Direction: Please print all of the material below, word for word.

══════════════════════════════

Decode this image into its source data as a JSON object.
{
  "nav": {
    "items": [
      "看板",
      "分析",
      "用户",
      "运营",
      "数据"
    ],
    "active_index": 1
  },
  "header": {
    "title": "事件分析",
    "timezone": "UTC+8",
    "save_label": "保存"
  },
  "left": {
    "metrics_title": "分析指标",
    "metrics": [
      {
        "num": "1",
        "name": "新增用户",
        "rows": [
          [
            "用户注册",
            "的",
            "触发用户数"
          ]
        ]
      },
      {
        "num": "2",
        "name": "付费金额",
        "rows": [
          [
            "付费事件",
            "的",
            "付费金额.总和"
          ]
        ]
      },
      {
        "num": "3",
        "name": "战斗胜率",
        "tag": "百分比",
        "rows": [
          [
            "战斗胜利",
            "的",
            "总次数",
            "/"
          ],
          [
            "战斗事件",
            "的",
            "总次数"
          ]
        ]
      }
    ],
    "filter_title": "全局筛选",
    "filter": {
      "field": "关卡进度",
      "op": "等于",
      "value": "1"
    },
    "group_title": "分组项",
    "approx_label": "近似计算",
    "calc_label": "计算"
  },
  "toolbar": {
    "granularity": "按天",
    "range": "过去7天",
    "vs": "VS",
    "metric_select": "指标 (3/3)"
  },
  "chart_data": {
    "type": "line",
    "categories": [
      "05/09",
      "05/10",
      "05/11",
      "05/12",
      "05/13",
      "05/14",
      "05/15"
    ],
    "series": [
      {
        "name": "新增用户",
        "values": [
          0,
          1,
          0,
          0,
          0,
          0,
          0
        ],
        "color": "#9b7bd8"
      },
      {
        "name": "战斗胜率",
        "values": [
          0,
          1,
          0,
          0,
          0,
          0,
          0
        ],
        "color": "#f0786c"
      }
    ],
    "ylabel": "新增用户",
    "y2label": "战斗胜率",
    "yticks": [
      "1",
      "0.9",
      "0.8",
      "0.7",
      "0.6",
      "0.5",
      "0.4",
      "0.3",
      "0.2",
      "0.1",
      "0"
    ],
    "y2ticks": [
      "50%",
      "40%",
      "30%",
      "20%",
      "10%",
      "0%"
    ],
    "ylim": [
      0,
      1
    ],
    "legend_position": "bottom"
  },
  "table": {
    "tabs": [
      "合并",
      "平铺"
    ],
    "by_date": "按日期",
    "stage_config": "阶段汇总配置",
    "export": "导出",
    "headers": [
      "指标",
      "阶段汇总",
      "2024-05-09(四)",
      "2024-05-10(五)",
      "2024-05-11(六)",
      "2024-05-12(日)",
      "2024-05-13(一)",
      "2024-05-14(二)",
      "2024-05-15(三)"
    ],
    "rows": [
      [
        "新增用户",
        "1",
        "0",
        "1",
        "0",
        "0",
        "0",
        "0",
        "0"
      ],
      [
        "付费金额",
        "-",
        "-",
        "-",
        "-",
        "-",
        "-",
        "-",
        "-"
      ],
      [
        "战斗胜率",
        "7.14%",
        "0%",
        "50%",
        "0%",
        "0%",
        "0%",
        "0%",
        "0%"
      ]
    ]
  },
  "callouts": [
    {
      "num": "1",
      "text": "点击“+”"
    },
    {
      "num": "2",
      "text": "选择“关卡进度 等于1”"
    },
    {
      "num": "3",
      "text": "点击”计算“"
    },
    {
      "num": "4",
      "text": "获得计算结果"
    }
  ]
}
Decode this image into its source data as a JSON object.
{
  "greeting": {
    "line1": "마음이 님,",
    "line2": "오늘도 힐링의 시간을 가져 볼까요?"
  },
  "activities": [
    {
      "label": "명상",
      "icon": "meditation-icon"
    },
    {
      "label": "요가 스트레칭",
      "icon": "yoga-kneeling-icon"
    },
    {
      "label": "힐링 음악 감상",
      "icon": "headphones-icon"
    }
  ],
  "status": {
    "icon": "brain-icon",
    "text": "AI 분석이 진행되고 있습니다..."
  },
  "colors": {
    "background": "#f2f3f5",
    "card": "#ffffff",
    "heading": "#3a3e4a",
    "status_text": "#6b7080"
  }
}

══════════════════════════════

Result of the exercise:
Decode this image into its source data as a JSON object.
{
  "nav": {
    "items": [
      "看板",
      "分析",
      "用户",
      "运营",
      "数据"
    ],
    "active_index": 1
  },
  "header": {
    "title": "事件分析",
    "timezone": "UTC+8",
    "save_label": "保存"
  },
  "left": {
    "metrics_title": "分析指标",
    "metrics": [
      {
        "num": "1",
        "name": "新增用户",
        "rows": [
          [
            "用户注册",
            "的",
            "触发用户数"
          ]
        ]
      },
      {
        "num": "2",
        "name": "付费金额",
        "rows": [
          [
            "付费事件",
            "的",
            "付费金额.总和"
          ]
        ]
      },
      {
        "num": "3",
        "name": "战斗胜率",
        "tag": "百分比",
        "rows": [
          [
            "战斗胜利",
            "的",
            "总次数",
            "/"
          ],
          [
            "战斗事件",
            "的",
            "总次数"
          ]
        ]
      }
    ],
    "filter_title": "全局筛选",
    "filter": {
      "field": "关卡进度",
      "op": "等于",
      "value": "1"
    },
    "group_title": "分组项",
    "approx_label": "近似计算",
    "calc_label": "计算"
  },
  "toolbar": {
    "granularity": "按天",
    "range": "过去7天",
    "vs": "VS",
    "metric_select": "指标 (3/3)"
  },
  "chart_data": {
    "type": "line",
    "categories": [
      "05/09",
      "05/10",
      "05/11",
      "05/12",
      "05/13",
      "05/14",
      "05/15"
    ],
    "series": [
      {
        "name": "新增用户",
        "values": [
          0,
          1,
          0,
          0,
          0,
          0,
          0
        ],
        "color": "#9b7bd8"
      },
      {
        "name": "战斗胜率",
        "values": [
          0,
          1,
          0,
          0,
          0,
          0,
          0
        ],
        "color": "#f0786c"
      }
    ],
    "ylabel": "新增用户",
    "y2label": "战斗胜率",
    "yticks": [
      "1",
      "0.9",
      "0.8",
      "0.7",
      "0.6",
      "0.5",
      "0.4",
      "0.3",
      "0.2",
      "0.1",
      "0"
    ],
    "y2ticks": [
      "50%",
      "40%",
      "30%",
      "20%",
      "10%",
      "0%"
    ],
    "ylim": [
      0,
      1
    ],
    "legend_position": "bottom"
  },
  "table": {
    "tabs": [
      "合并",
      "平铺"
    ],
    "by_date": "按日期",
    "stage_config": "阶段汇总配置",
    "export": "导出",
    "headers": [
      "指标",
      "阶段汇总",
      "2024-05-09(四)",
      "2024-05-10(五)",
      "2024-05-11(六)",
      "2024-05-12(日)",
      "2024-05-13(一)",
      "2024-05-14(二)",
      "2024-05-15(三)"
    ],
    "rows": [
      [
        "新增用户",
        "1",
        "0",
        "1",
        "0",
        "0",
        "0",
        "0",
        "0"
      ],
      [
        "付费金额",
        "-",
        "-",
        "-",
        "-",
        "-",
        "-",
        "-",
        "-"
      ],
      [
        "战斗胜率",
        "7.14%",
        "0%",
        "50%",
        "0%",
        "0%",
        "0%",
        "0%",
        "0%"
      ]
    ]
  },
  "callouts": [
    {
      "num": "1",
      "text": "点击“+”"
    },
    {
      "num": "2",
      "text": "选择“关卡进度 等于1”"
    },
    {
      "num": "3",
      "text": "点击”计算“"
    },
    {
      "num": "4",
      "text": "获得计算结果"
    }
  ]
}
Decode this image into its source data as a JSON object.
{
  "greeting": {
    "line1": "마음이 님,",
    "line2": "오늘도 힐링의 시간을 가져 볼까요?"
  },
  "activities": [
    {
      "label": "명상",
      "icon": "meditation-icon"
    },
    {
      "label": "요가 스트레칭",
      "icon": "yoga-kneeling-icon"
    },
    {
      "label": "힐링 음악 감상",
      "icon": "headphones-icon"
    }
  ],
  "status": {
    "icon": "brain-icon",
    "text": "AI 분석이 진행되고 있습니다..."
  },
  "colors": {
    "background": "#f2f3f5",
    "card": "#ffffff",
    "heading": "#3a3e4a",
    "status_text": "#6b7080"
  }
}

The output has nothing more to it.